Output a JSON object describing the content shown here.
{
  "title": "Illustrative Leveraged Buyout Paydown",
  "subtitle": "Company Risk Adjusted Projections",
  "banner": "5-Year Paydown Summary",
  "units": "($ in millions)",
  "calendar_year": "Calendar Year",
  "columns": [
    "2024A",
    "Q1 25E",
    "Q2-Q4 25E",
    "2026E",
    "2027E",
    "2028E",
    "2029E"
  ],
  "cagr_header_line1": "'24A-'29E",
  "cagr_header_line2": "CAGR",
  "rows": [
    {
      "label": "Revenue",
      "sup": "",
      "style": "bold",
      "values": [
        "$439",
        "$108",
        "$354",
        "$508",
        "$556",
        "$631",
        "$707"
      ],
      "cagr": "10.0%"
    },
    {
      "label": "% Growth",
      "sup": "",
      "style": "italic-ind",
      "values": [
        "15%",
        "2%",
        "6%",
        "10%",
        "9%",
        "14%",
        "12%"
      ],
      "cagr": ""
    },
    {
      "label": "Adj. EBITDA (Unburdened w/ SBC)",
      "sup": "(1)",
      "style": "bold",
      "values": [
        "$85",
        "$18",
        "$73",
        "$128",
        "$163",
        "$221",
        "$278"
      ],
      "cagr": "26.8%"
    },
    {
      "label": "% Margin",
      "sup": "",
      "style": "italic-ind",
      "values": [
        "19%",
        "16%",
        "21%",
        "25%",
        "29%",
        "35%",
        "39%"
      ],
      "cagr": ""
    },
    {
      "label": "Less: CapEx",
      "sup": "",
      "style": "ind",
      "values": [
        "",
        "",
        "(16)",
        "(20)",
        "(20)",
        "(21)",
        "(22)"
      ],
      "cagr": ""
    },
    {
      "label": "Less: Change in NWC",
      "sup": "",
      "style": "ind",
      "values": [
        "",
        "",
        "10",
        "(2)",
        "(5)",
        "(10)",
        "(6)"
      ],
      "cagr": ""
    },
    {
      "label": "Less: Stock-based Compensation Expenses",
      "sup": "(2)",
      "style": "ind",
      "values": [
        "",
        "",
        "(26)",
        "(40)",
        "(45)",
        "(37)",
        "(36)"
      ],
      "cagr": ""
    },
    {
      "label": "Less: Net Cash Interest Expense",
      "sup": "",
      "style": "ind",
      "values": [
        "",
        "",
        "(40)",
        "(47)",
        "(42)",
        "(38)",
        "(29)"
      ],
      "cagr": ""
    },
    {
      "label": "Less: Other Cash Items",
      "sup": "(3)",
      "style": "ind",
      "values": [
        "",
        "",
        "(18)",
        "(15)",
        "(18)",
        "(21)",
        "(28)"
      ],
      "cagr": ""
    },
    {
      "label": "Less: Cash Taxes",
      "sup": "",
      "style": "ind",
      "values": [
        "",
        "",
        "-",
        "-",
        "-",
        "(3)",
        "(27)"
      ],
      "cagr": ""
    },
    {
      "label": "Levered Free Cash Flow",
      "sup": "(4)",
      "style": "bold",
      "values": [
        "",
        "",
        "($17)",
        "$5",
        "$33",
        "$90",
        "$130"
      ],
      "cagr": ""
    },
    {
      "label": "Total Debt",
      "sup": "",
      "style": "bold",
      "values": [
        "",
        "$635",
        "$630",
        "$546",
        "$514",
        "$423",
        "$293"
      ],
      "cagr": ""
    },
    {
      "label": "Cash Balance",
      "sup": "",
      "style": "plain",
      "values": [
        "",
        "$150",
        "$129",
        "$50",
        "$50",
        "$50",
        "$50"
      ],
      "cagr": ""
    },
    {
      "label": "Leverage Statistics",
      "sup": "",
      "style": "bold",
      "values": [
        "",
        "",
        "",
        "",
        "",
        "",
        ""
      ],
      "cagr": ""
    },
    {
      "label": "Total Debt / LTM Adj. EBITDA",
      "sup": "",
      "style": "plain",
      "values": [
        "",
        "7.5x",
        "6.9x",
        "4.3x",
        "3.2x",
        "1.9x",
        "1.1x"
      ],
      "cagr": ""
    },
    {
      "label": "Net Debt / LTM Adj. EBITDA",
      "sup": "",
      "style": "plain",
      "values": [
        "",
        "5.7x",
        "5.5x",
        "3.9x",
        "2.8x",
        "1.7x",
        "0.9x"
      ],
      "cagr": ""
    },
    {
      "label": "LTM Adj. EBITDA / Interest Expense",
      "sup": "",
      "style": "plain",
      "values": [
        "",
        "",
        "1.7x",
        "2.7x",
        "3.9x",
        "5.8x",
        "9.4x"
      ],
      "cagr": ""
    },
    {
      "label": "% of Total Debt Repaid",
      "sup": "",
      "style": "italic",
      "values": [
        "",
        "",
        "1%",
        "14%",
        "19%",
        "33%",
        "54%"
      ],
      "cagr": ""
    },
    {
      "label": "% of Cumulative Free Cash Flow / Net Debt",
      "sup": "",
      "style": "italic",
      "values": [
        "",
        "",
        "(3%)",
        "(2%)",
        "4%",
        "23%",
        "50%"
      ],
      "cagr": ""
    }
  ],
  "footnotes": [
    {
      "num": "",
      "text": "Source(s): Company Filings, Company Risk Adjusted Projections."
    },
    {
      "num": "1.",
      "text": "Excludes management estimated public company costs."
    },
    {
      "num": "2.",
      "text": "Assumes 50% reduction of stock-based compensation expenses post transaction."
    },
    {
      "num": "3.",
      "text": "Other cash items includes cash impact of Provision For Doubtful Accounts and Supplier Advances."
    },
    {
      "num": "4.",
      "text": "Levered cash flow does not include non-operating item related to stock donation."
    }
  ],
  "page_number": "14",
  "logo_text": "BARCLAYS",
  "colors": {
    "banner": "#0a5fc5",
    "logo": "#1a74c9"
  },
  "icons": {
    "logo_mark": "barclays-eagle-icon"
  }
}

-- -- --

[The task]: Every entry above should be retyped exactly as shown.

[Reply]:
Output a JSON object describing the content shown here.
{
  "title": "Illustrative Leveraged Buyout Paydown",
  "subtitle": "Company Risk Adjusted Projections",
  "banner": "5-Year Paydown Summary",
  "units": "($ in millions)",
  "calendar_year": "Calendar Year",
  "columns": [
    "2024A",
    "Q1 25E",
    "Q2-Q4 25E",
    "2026E",
    "2027E",
    "2028E",
    "2029E"
  ],
  "cagr_header_line1": "'24A-'29E",
  "cagr_header_line2": "CAGR",
  "rows": [
    {
      "label": "Revenue",
      "sup": "",
      "style": "bold",
      "values": [
        "$439",
        "$108",
        "$354",
        "$508",
        "$556",
        "$631",
        "$707"
      ],
      "cagr": "10.0%"
    },
    {
      "label": "% Growth",
      "sup": "",
      "style": "italic-ind",
      "values": [
        "15%",
        "2%",
        "6%",
        "10%",
        "9%",
        "14%",
        "12%"
      ],
      "cagr": ""
    },
    {
      "label": "Adj. EBITDA (Unburdened w/ SBC)",
      "sup": "(1)",
      "style": "bold",
      "values": [
        "$85",
        "$18",
        "$73",
        "$128",
        "$163",
        "$221",
        "$278"
      ],
      "cagr": "26.8%"
    },
    {
      "label": "% Margin",
      "sup": "",
      "style": "italic-ind",
      "values": [
        "19%",
        "16%",
        "21%",
        "25%",
        "29%",
        "35%",
        "39%"
      ],
      "cagr": ""
    },
    {
      "label": "Less: CapEx",
      "sup": "",
      "style": "ind",
      "values": [
        "",
        "",
        "(16)",
        "(20)",
        "(20)",
        "(21)",
        "(22)"
      ],
      "cagr": ""
    },
    {
      "label": "Less: Change in NWC",
      "sup": "",
      "style": "ind",
      "values": [
        "",
        "",
        "10",
        "(2)",
        "(5)",
        "(10)",
        "(6)"
      ],
      "cagr": ""
    },
    {
      "label": "Less: Stock-based Compensation Expenses",
      "sup": "(2)",
      "style": "ind",
      "values": [
        "",
        "",
        "(26)",
        "(40)",
        "(45)",
        "(37)",
        "(36)"
      ],
      "cagr": ""
    },
    {
      "label": "Less: Net Cash Interest Expense",
      "sup": "",
      "style": "ind",
      "values": [
        "",
        "",
        "(40)",
        "(47)",
        "(42)",
        "(38)",
        "(29)"
      ],
      "cagr": ""
    },
    {
      "label": "Less: Other Cash Items",
      "sup": "(3)",
      "style": "ind",
      "values": [
        "",
        "",
        "(18)",
        "(15)",
        "(18)",
        "(21)",
        "(28)"
      ],
      "cagr": ""
    },
    {
      "label": "Less: Cash Taxes",
      "sup": "",
      "style": "ind",
      "values": [
        "",
        "",
        "-",
        "-",
        "-",
        "(3)",
        "(27)"
      ],
      "cagr": ""
    },
    {
      "label": "Levered Free Cash Flow",
      "sup": "(4)",
      "style": "bold",
      "values": [
        "",
        "",
        "($17)",
        "$5",
        "$33",
        "$90",
        "$130"
      ],
      "cagr": ""
    },
    {
      "label": "Total Debt",
      "sup": "",
      "style": "bold",
      "values": [
        "",
        "$635",
        "$630",
        "$546",
        "$514",
        "$423",
        "$293"
      ],
      "cagr": ""
    },
    {
      "label": "Cash Balance",
      "sup": "",
      "style": "plain",
      "values": [
        "",
        "$150",
        "$129",
        "$50",
        "$50",
        "$50",
        "$50"
      ],
      "cagr": ""
    },
    {
      "label": "Leverage Statistics",
      "sup": "",
      "style": "bold",
      "values": [
        "",
        "",
        "",
        "",
        "",
        "",
        ""
      ],
      "cagr": ""
    },
    {
      "label": "Total Debt / LTM Adj. EBITDA",
      "sup": "",
      "style": "plain",
      "values": [
        "",
        "7.5x",
        "6.9x",
        "4.3x",
        "3.2x",
        "1.9x",
        "1.1x"
      ],
      "cagr": ""
    },
    {
      "label": "Net Debt / LTM Adj. EBITDA",
      "sup": "",
      "style": "plain",
      "values": [
        "",
        "5.7x",
        "5.5x",
        "3.9x",
        "2.8x",
        "1.7x",
        "0.9x"
      ],
      "cagr": ""
    },
    {
      "label": "LTM Adj. EBITDA / Interest Expense",
      "sup": "",
      "style": "plain",
      "values": [
        "",
        "",
        "1.7x",
        "2.7x",
        "3.9x",
        "5.8x",
        "9.4x"
      ],
      "cagr": ""
    },
    {
      "label": "% of Total Debt Repaid",
      "sup": "",
      "style": "italic",
      "values": [
        "",
        "",
        "1%",
        "14%",
        "19%",
        "33%",
        "54%"
      ],
      "cagr": ""
    },
    {
      "label": "% of Cumulative Free Cash Flow / Net Debt",
      "sup": "",
      "style": "italic",
      "values": [
        "",
        "",
        "(3%)",
        "(2%)",
        "4%",
        "23%",
        "50%"
      ],
      "cagr": ""
    }
  ],
  "footnotes": [
    {
      "num": "",
      "text": "Source(s): Company Filings, Company Risk Adjusted Projections."
    },
    {
      "num": "1.",
      "text": "Excludes management estimated public company costs."
    },
    {
      "num": "2.",
      "text": "Assumes 50% reduction of stock-based compensation expenses post transaction."
    },
    {
      "num": "3.",
      "text": "Other cash items includes cash impact of Provision For Doubtful Accounts and Supplier Advances."
    },
    {
      "num": "4.",
      "text": "Levered cash flow does not include non-operating item related to stock donation."
    }
  ],
  "page_number": "14",
  "logo_text": "BARCLAYS",
  "colors": {
    "banner": "#0a5fc5",
    "logo": "#1a74c9"
  },
  "icons": {
    "logo_mark": "barclays-eagle-icon"
  }
}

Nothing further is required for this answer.